SHORT EXERCISE - Go through the data below. Pull out every line that has the word "Mass".

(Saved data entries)
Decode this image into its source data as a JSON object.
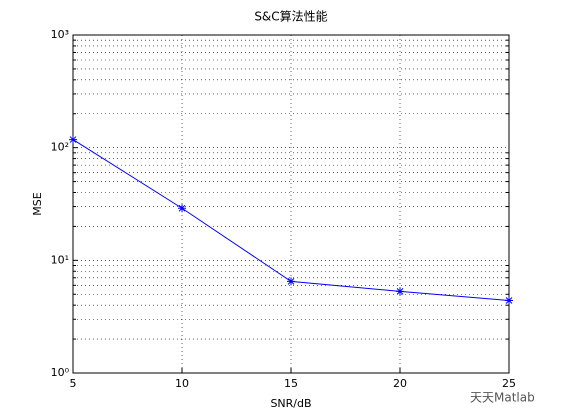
{
  "chart_data": {
    "type": "line",
    "title": "S&C算法性能",
    "x_label": "SNR/dB",
    "y_label": "MSE",
    "x": [
      5,
      10,
      15,
      20,
      25
    ],
    "series": [
      {
        "name": "MSE",
        "color": "#0000ff",
        "values": [
          118,
          29,
          6.5,
          5.3,
          4.4
        ]
      }
    ],
    "xlim": [
      5,
      25
    ],
    "xticks": [
      5,
      10,
      15,
      20,
      25
    ],
    "ylim": [
      1,
      1000
    ],
    "y_scale": "log",
    "yticks": [
      {
        "value": 1,
        "label": "10⁰"
      },
      {
        "value": 10,
        "label": "10¹"
      },
      {
        "value": 100,
        "label": "10²"
      },
      {
        "value": 1000,
        "label": "10³"
      }
    ],
    "grid": true,
    "legend": false
  },
  "watermark": "天天Matlab"
}
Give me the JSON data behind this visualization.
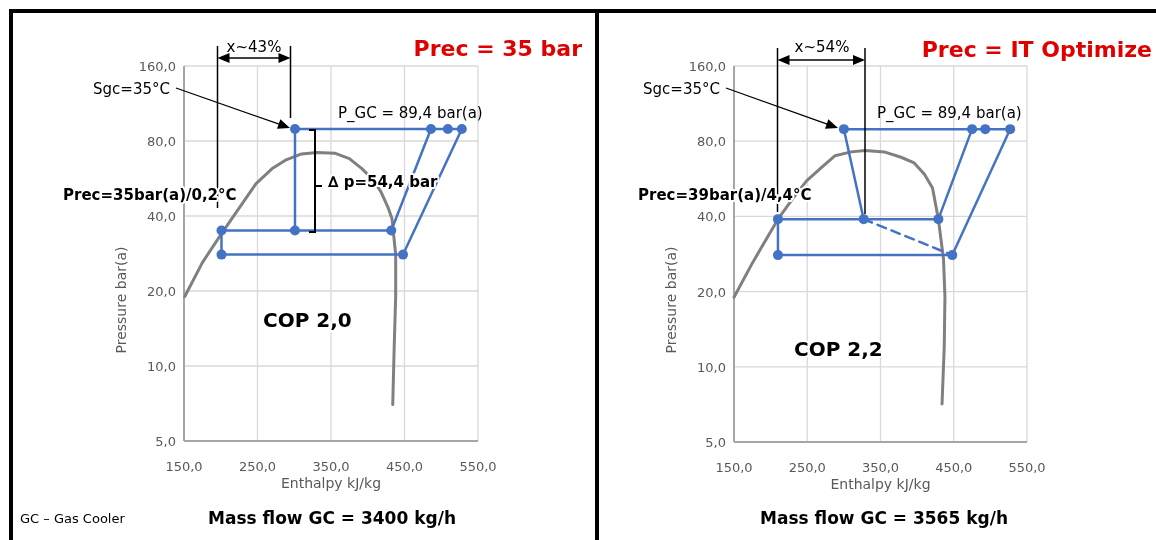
{
  "chart_data": [
    {
      "type": "line",
      "title": "Prec = 35 bar",
      "xlabel": "Enthalpy kJ/kg",
      "ylabel": "Pressure bar(a)",
      "log": "y",
      "grid": true,
      "marker": "circle",
      "xlim": [
        150,
        550
      ],
      "xticks": [
        {
          "value": 150,
          "label": "150,0"
        },
        {
          "value": 250,
          "label": "250,0"
        },
        {
          "value": 350,
          "label": "350,0"
        },
        {
          "value": 450,
          "label": "450,0"
        },
        {
          "value": 550,
          "label": "550,0"
        }
      ],
      "ylim": [
        5,
        160
      ],
      "yticks": [
        {
          "value": 5,
          "label": "5,0"
        },
        {
          "value": 10,
          "label": "10,0"
        },
        {
          "value": 20,
          "label": "20,0"
        },
        {
          "value": 40,
          "label": "40,0"
        },
        {
          "value": 80,
          "label": "80,0"
        },
        {
          "value": 160,
          "label": "160,0"
        }
      ],
      "annotations": [
        "x~43%",
        "Sgc=35°C",
        "P_GC = 89,4 bar(a)",
        "Prec=35bar(a)/0,2°C",
        "∆ p=54,4 bar",
        "COP 2,0",
        "Mass flow GC = 3400 kg/h",
        "GC – Gas Cooler"
      ],
      "series": [
        {
          "color": "#808080",
          "marker": "none",
          "x": [
            151,
            175,
            201,
            225,
            248,
            270,
            288,
            310,
            331,
            355,
            375,
            392,
            407,
            418,
            428,
            433,
            438,
            438,
            436,
            434
          ],
          "values": [
            19,
            26,
            34,
            43,
            54,
            62,
            67,
            71,
            72,
            71.5,
            68,
            62,
            56,
            50,
            43,
            39,
            28,
            19,
            12,
            7
          ]
        },
        {
          "color": "#4472c4",
          "x": [
            301,
            486,
            509,
            528
          ],
          "values": [
            89.4,
            89.4,
            89.4,
            89.4
          ]
        },
        {
          "color": "#4472c4",
          "x": [
            201,
            301,
            432
          ],
          "values": [
            35,
            35,
            35
          ]
        },
        {
          "color": "#4472c4",
          "x": [
            201,
            448
          ],
          "values": [
            28,
            28
          ]
        },
        {
          "color": "#4472c4",
          "marker": "none",
          "x": [
            201,
            201
          ],
          "values": [
            35,
            28
          ]
        },
        {
          "color": "#4472c4",
          "marker": "none",
          "x": [
            301,
            301
          ],
          "values": [
            89.4,
            35
          ]
        },
        {
          "color": "#4472c4",
          "marker": "none",
          "x": [
            432,
            486
          ],
          "values": [
            35,
            89.4
          ]
        },
        {
          "color": "#4472c4",
          "marker": "none",
          "x": [
            448,
            528
          ],
          "values": [
            28,
            89.4
          ]
        }
      ]
    },
    {
      "type": "line",
      "title": "Prec = IT Optimize",
      "xlabel": "Enthalpy kJ/kg",
      "ylabel": "Pressure bar(a)",
      "log": "y",
      "grid": true,
      "marker": "circle",
      "xlim": [
        150,
        550
      ],
      "xticks": [
        {
          "value": 150,
          "label": "150,0"
        },
        {
          "value": 250,
          "label": "250,0"
        },
        {
          "value": 350,
          "label": "350,0"
        },
        {
          "value": 450,
          "label": "450,0"
        },
        {
          "value": 550,
          "label": "550,0"
        }
      ],
      "ylim": [
        5,
        160
      ],
      "yticks": [
        {
          "value": 5,
          "label": "5,0"
        },
        {
          "value": 10,
          "label": "10,0"
        },
        {
          "value": 20,
          "label": "20,0"
        },
        {
          "value": 40,
          "label": "40,0"
        },
        {
          "value": 80,
          "label": "80,0"
        },
        {
          "value": 160,
          "label": "160,0"
        }
      ],
      "annotations": [
        "x~54%",
        "Sgc=35°C",
        "P_GC = 89,4 bar(a)",
        "Prec=39bar(a)/4,4°C",
        "COP 2,2",
        "Mass flow GC = 3565 kg/h"
      ],
      "series": [
        {
          "color": "#808080",
          "marker": "none",
          "x": [
            150,
            175,
            210,
            230,
            249,
            270,
            288,
            310,
            329,
            355,
            378,
            396,
            410,
            421,
            429,
            436,
            438,
            437,
            434
          ],
          "values": [
            19,
            26,
            39,
            47,
            55.5,
            63,
            70,
            72.5,
            73.5,
            72.5,
            69,
            65.5,
            59,
            52,
            39,
            27,
            19,
            12,
            7.1
          ]
        },
        {
          "color": "#4472c4",
          "x": [
            300,
            475,
            493,
            527
          ],
          "values": [
            89.4,
            89.4,
            89.4,
            89.4
          ]
        },
        {
          "color": "#4472c4",
          "x": [
            210,
            327,
            429
          ],
          "values": [
            39,
            39,
            39
          ]
        },
        {
          "color": "#4472c4",
          "x": [
            210,
            448
          ],
          "values": [
            28,
            28
          ]
        },
        {
          "color": "#4472c4",
          "marker": "none",
          "x": [
            210,
            210
          ],
          "values": [
            39,
            28
          ]
        },
        {
          "color": "#4472c4",
          "marker": "none",
          "x": [
            300,
            327
          ],
          "values": [
            89.4,
            39
          ]
        },
        {
          "color": "#4472c4",
          "marker": "none",
          "x": [
            429,
            475
          ],
          "values": [
            39,
            89.4
          ]
        },
        {
          "color": "#4472c4",
          "marker": "none",
          "x": [
            448,
            527
          ],
          "values": [
            28,
            89.4
          ]
        },
        {
          "color": "#4472c4",
          "marker": "none",
          "line_style": "dashed",
          "x": [
            327,
            448
          ],
          "values": [
            39,
            28
          ]
        }
      ]
    }
  ]
}
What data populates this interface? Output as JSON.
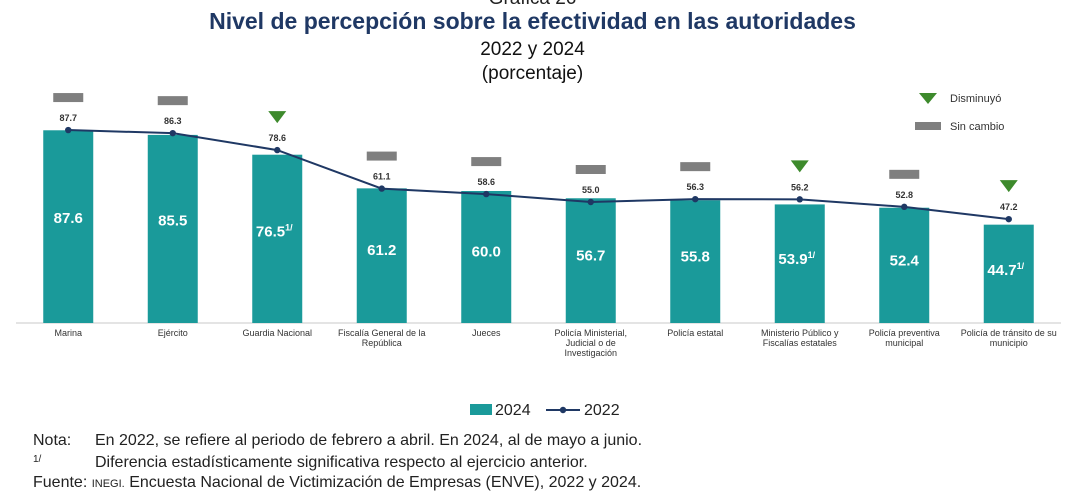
{
  "header": {
    "super_title": "Gráfica 26",
    "title": "Nivel de percepción sobre la efectividad en las autoridades",
    "subtitle": "2022 y 2024",
    "unit": "(porcentaje)"
  },
  "chart_data": {
    "type": "bar",
    "categories": [
      [
        "Marina"
      ],
      [
        "Ejército"
      ],
      [
        "Guardia Nacional"
      ],
      [
        "Fiscalía General de la",
        "República"
      ],
      [
        "Jueces"
      ],
      [
        "Policía Ministerial,",
        "Judicial o de",
        "Investigación"
      ],
      [
        "Policía estatal"
      ],
      [
        "Ministerio Público y",
        "Fiscalías estatales"
      ],
      [
        "Policía preventiva",
        "municipal"
      ],
      [
        "Policía de tránsito de su",
        "municipio"
      ]
    ],
    "series": [
      {
        "name": "2024",
        "kind": "bar",
        "color": "#1a9a9a",
        "values": [
          87.6,
          85.5,
          76.5,
          61.2,
          60.0,
          56.7,
          55.8,
          53.9,
          52.4,
          44.7
        ],
        "labels": [
          "87.6",
          "85.5",
          "76.5",
          "61.2",
          "60.0",
          "56.7",
          "55.8",
          "53.9",
          "52.4",
          "44.7"
        ],
        "significant": [
          false,
          false,
          true,
          false,
          false,
          false,
          false,
          true,
          false,
          true
        ]
      },
      {
        "name": "2022",
        "kind": "line",
        "color": "#1f3864",
        "values": [
          87.7,
          86.3,
          78.6,
          61.1,
          58.6,
          55.0,
          56.3,
          56.2,
          52.8,
          47.2
        ],
        "labels": [
          "87.7",
          "86.3",
          "78.6",
          "61.1",
          "58.6",
          "55.0",
          "56.3",
          "56.2",
          "52.8",
          "47.2"
        ]
      }
    ],
    "change_markers": [
      "sin_cambio",
      "sin_cambio",
      "disminuyo",
      "sin_cambio",
      "sin_cambio",
      "sin_cambio",
      "sin_cambio",
      "disminuyo",
      "sin_cambio",
      "disminuyo"
    ],
    "significance_mark": "1/",
    "ylim": [
      0,
      100
    ],
    "grid": false,
    "marker_legend": [
      {
        "key": "disminuyo",
        "label": "Disminuyó",
        "shape": "triangle-down",
        "color": "#3d8a2c"
      },
      {
        "key": "sin_cambio",
        "label": "Sin cambio",
        "shape": "dash",
        "color": "#7f7f7f"
      }
    ],
    "legend_position": "bottom"
  },
  "notes": {
    "note_label": "Nota:",
    "note_text": "En 2022, se refiere al periodo de febrero a abril. En 2024, al de mayo a junio.",
    "footnote_label": "1/",
    "footnote_text": "Diferencia estadísticamente significativa respecto al ejercicio anterior.",
    "source_label": "Fuente:",
    "source_org": "INEGI.",
    "source_text": "Encuesta Nacional de Victimización de Empresas (ENVE), 2022 y 2024."
  }
}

ANSWER TO THIS EXERCISE -
        "Mass flow GC = 3400 kg/h",
        "Mass flow GC = 3565 kg/h"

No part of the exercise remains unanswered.